§ What to work on: Going through the material below, please gather all lines with the word "ylabel" in them.

Data entries for graphics:

▬▬▬

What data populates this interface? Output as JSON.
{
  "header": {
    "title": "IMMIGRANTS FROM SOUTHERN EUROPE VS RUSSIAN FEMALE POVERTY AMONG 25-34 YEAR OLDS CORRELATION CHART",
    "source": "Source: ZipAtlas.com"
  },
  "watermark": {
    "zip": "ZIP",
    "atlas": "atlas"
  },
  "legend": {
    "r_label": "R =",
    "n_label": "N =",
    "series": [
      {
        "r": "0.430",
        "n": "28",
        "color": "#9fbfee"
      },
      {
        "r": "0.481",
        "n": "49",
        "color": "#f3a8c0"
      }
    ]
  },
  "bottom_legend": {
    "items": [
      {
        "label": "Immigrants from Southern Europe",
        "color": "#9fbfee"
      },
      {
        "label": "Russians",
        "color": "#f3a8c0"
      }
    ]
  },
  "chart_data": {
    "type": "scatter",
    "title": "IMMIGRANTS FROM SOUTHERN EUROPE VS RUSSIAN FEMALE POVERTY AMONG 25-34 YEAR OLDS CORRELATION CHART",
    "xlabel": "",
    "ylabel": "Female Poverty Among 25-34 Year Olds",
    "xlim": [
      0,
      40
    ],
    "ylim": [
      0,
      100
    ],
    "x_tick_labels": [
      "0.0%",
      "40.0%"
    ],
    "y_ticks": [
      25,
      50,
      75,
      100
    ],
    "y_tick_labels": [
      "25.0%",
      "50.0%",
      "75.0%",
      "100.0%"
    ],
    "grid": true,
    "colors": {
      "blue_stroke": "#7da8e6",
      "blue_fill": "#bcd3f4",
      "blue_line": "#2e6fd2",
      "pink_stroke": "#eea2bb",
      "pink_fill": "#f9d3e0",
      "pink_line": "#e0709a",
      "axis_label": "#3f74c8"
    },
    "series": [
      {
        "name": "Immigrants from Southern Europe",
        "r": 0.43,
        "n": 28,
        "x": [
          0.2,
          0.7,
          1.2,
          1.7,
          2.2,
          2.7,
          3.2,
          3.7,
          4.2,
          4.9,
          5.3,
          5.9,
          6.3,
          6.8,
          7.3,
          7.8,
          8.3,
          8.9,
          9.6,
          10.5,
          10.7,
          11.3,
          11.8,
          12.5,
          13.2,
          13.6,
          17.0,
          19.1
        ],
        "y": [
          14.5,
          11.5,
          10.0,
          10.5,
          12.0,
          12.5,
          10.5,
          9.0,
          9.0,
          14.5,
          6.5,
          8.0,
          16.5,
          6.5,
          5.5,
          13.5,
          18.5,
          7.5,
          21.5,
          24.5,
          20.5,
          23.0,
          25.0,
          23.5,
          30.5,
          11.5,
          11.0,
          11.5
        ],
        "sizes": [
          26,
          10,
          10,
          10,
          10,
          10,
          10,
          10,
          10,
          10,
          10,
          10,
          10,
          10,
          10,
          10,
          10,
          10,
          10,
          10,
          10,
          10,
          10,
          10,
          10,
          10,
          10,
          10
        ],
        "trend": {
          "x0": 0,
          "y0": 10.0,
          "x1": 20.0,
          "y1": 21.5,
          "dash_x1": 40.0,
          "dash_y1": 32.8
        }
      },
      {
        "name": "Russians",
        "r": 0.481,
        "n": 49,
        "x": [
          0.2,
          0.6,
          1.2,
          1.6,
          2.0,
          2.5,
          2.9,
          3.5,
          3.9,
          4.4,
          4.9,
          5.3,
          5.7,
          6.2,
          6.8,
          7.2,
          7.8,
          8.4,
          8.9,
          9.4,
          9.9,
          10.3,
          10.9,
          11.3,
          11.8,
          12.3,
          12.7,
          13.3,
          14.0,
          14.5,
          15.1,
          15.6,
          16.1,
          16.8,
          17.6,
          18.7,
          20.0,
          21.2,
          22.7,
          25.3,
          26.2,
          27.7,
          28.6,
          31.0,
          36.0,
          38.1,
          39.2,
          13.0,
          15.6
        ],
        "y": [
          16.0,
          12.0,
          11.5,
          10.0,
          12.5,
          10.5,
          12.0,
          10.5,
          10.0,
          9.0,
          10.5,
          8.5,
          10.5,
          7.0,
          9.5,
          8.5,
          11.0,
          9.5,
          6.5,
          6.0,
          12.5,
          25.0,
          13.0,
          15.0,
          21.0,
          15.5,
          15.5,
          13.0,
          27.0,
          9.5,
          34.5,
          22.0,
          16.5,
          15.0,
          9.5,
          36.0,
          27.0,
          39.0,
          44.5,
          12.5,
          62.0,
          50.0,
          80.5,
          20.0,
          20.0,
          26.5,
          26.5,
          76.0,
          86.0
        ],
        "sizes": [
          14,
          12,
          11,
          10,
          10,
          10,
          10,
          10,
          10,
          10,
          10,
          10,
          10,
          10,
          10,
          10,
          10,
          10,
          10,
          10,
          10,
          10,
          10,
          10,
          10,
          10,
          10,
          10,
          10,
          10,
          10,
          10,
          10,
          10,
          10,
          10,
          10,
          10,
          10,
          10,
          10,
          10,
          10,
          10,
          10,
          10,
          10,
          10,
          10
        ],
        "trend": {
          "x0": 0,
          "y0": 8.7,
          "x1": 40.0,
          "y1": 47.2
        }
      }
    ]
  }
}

▬▬▬

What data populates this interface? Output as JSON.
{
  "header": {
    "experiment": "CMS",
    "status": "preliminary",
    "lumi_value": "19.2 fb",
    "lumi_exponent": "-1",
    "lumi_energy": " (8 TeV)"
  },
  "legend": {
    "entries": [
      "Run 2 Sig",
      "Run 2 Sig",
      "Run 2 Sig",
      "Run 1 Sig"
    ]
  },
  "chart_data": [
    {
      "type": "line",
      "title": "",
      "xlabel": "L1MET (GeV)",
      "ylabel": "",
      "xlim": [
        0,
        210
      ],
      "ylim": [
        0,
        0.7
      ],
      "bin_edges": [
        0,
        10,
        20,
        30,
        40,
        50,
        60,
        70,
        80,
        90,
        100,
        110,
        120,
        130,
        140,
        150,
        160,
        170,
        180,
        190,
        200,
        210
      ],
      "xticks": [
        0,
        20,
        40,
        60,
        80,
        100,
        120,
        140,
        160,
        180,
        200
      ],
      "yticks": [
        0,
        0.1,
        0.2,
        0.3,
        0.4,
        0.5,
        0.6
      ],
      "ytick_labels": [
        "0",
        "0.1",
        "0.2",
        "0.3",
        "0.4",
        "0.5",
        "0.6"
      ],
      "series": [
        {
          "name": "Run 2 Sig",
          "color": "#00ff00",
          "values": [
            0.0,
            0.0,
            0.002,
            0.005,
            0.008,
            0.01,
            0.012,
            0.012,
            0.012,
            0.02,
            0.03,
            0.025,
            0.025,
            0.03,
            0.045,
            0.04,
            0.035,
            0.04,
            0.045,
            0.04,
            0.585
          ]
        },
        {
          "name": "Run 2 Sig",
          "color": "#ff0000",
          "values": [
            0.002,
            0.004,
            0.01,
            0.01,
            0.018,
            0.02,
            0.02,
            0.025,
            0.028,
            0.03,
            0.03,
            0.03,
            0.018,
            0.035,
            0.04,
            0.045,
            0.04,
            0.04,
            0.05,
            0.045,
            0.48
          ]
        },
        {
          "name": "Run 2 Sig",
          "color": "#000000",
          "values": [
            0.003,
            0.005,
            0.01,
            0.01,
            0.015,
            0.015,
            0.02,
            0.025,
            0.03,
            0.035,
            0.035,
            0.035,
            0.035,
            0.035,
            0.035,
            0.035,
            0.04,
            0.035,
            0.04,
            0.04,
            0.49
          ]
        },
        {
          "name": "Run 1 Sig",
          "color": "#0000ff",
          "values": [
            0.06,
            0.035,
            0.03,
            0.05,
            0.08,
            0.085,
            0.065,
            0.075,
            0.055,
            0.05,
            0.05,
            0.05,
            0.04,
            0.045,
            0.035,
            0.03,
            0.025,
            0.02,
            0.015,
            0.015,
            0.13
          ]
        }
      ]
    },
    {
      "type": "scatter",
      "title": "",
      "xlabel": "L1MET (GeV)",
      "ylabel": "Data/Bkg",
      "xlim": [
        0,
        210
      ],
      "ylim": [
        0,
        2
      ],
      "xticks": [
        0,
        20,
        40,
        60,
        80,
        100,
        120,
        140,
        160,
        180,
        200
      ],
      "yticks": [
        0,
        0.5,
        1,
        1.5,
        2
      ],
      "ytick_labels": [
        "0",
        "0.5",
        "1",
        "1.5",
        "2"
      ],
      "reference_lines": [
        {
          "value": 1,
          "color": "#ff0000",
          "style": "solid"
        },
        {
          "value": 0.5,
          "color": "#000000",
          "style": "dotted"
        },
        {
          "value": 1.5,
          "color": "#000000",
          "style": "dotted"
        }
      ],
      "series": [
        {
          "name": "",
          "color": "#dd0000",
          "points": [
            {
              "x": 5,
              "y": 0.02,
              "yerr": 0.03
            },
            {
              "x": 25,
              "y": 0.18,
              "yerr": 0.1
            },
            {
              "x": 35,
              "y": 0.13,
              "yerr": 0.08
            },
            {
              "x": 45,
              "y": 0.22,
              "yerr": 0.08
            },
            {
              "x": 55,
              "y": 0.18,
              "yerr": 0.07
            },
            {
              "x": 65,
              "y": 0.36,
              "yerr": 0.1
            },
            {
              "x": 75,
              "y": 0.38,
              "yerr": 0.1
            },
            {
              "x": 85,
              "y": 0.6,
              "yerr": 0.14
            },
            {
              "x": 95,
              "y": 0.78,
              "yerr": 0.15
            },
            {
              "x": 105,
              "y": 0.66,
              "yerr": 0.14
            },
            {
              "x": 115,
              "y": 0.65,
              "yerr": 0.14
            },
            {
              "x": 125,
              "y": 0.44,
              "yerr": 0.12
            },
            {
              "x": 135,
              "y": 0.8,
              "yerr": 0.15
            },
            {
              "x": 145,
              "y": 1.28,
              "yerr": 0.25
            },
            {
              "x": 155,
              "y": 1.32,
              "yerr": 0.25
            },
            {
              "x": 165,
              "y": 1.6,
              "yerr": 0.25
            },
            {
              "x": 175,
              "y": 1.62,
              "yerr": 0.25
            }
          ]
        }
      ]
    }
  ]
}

▬▬▬

§ Expected answer:
    "ylabel": "Female Poverty Among 25-34 Year Olds",
      "ylabel": "",
      "ylabel": "Data/Bkg",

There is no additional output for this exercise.